[BEGIN Recorded data]

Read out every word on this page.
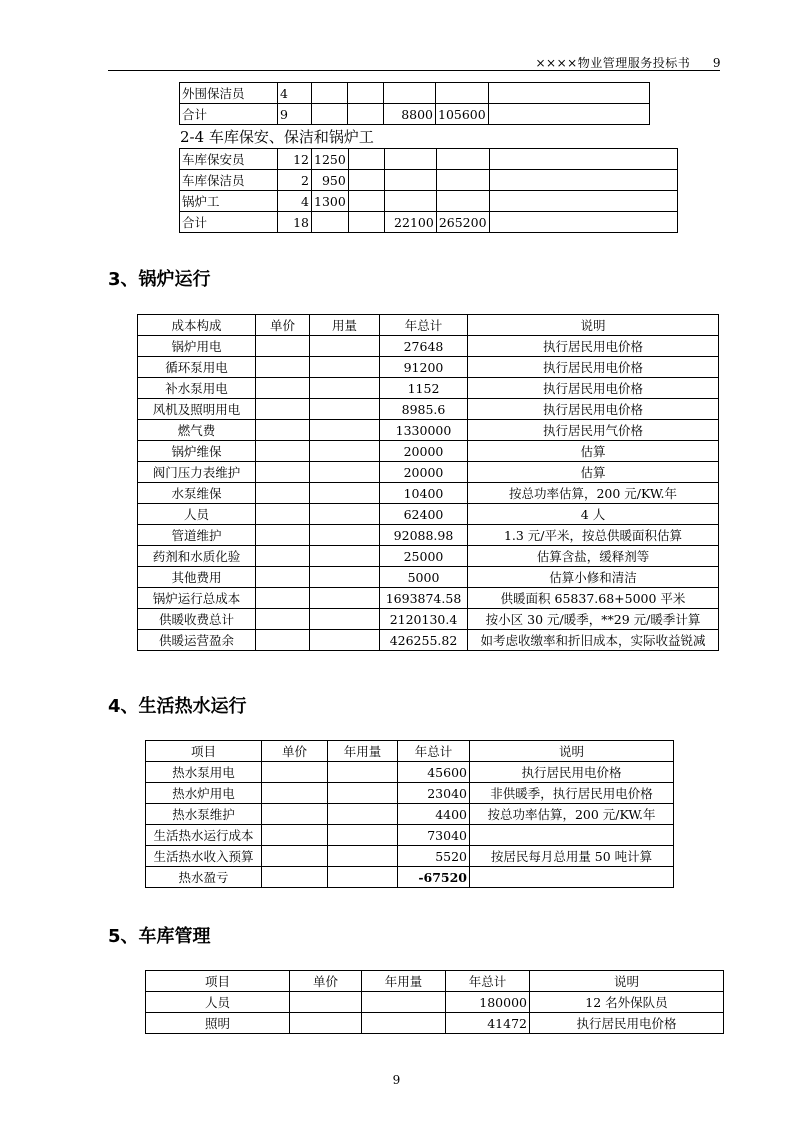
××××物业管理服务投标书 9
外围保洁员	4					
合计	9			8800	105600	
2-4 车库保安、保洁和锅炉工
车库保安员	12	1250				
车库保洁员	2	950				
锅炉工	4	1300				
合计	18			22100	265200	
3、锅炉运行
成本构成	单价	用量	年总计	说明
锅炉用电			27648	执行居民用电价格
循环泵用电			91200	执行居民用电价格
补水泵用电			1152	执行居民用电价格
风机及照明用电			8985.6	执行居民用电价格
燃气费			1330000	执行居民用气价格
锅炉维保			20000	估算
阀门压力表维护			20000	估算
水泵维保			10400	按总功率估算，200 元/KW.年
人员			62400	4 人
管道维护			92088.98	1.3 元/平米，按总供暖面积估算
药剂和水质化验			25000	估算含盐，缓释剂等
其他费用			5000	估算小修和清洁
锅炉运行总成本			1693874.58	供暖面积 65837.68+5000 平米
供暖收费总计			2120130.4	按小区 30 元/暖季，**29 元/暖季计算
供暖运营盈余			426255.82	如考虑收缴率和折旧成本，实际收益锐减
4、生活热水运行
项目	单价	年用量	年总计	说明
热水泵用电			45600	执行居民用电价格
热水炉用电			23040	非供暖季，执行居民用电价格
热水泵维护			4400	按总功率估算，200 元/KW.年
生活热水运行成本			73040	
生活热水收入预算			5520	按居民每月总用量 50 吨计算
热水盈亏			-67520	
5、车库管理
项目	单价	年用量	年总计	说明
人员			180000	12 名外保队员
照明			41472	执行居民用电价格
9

[END Recorded data]
[BEGIN Recorded data]

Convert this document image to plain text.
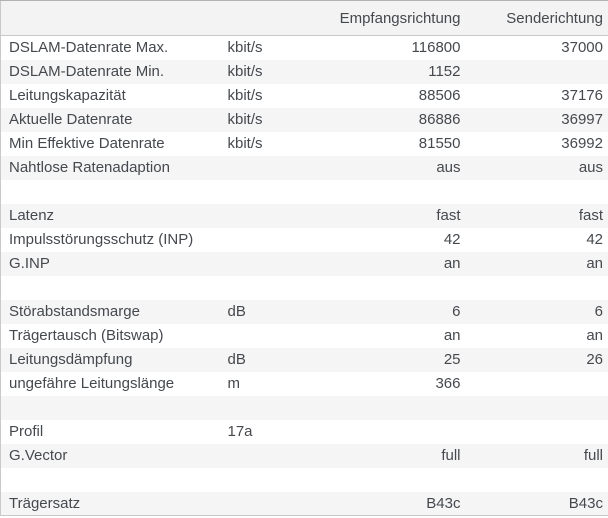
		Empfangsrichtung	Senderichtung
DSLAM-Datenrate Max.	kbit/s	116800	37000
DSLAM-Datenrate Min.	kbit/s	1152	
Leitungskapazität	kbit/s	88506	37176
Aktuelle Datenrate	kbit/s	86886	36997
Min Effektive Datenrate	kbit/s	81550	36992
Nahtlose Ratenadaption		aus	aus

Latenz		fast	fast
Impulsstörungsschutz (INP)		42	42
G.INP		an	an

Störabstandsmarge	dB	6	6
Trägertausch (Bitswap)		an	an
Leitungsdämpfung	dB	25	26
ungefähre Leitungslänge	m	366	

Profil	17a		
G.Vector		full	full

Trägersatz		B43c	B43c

[END Recorded data]
[BEGIN Recorded data]

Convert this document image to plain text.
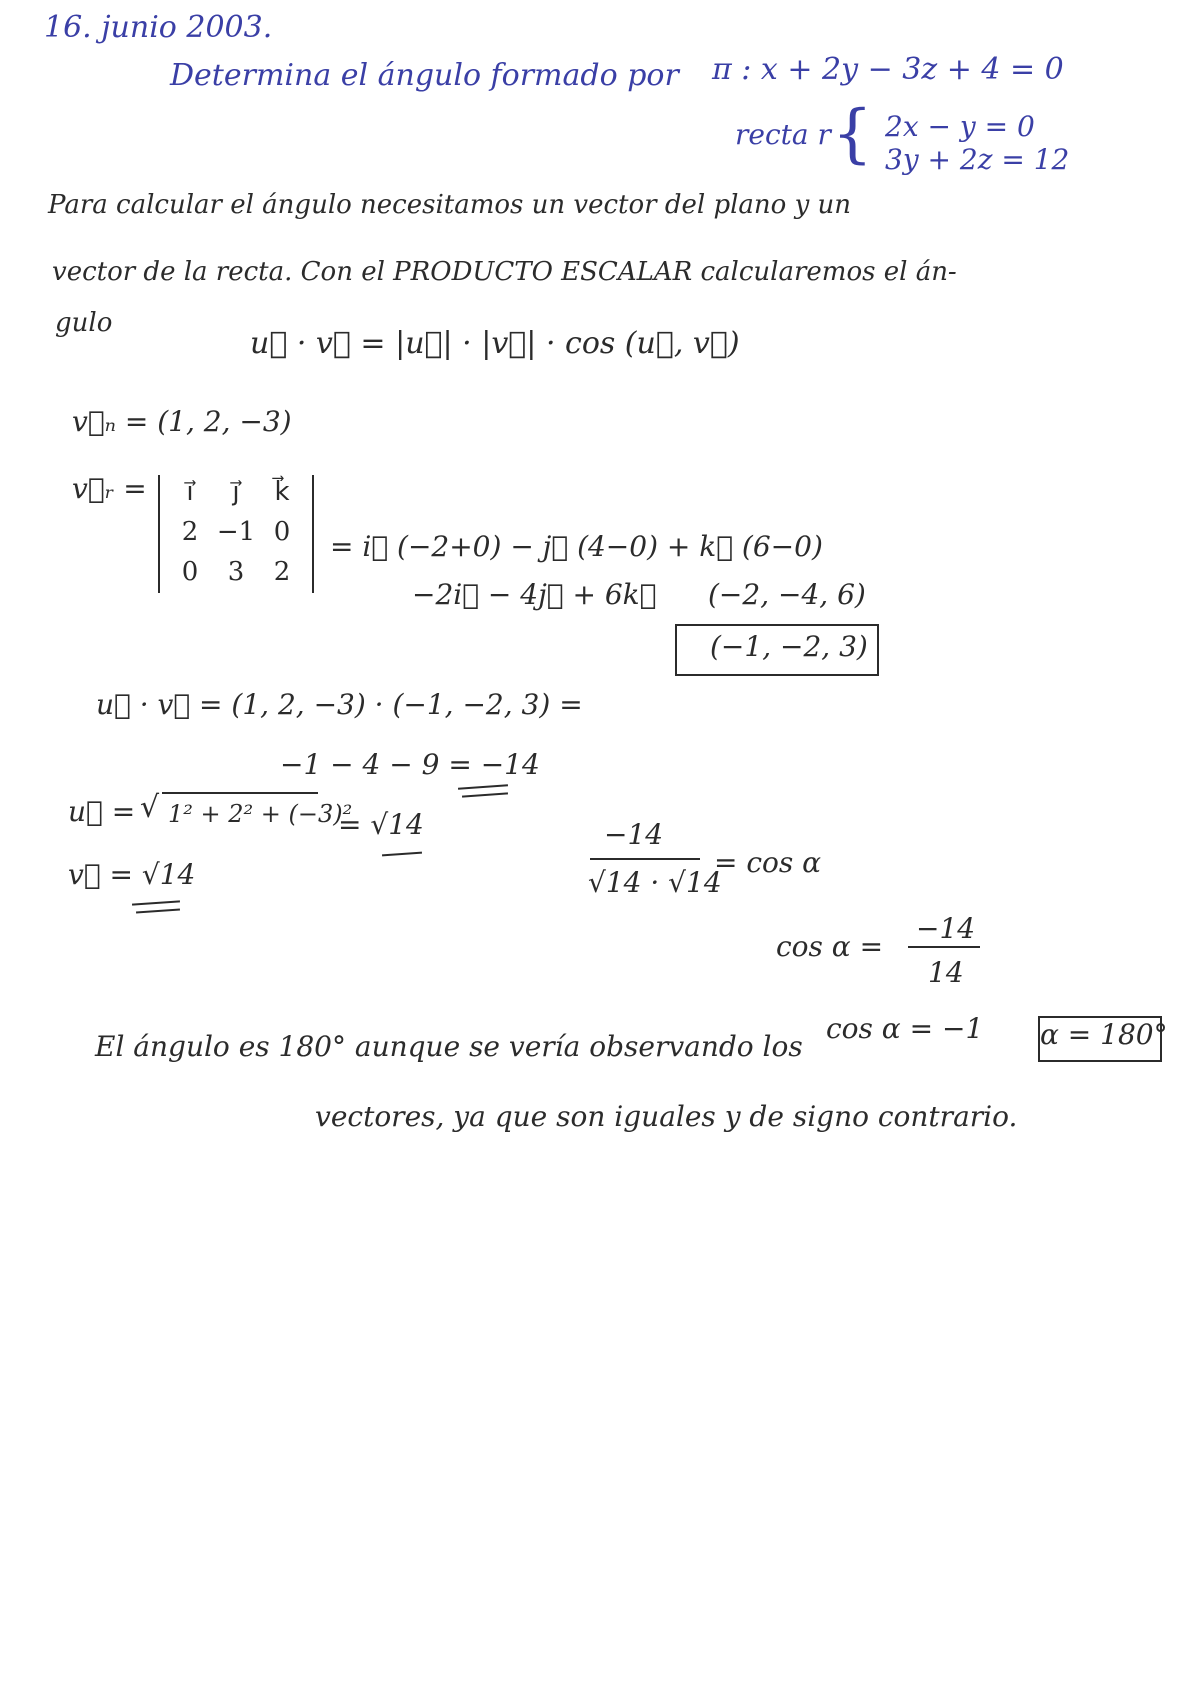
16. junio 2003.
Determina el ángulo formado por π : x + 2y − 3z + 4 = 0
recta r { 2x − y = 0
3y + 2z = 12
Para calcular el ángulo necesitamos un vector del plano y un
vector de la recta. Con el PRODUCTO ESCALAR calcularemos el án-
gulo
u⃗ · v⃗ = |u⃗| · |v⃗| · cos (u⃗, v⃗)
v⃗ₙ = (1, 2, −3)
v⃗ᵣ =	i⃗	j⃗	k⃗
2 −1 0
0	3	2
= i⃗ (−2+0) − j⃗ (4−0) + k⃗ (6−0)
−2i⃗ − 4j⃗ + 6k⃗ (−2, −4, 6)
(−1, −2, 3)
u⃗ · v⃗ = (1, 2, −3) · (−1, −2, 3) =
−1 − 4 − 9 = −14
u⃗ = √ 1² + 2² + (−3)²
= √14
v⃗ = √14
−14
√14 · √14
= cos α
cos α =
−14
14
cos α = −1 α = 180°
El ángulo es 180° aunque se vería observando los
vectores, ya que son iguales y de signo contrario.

[END Recorded data]

▶ Written request
Check each line in the records for the word "Datenrate" and say how many have it, with nothing else.

▶ Problem solution
4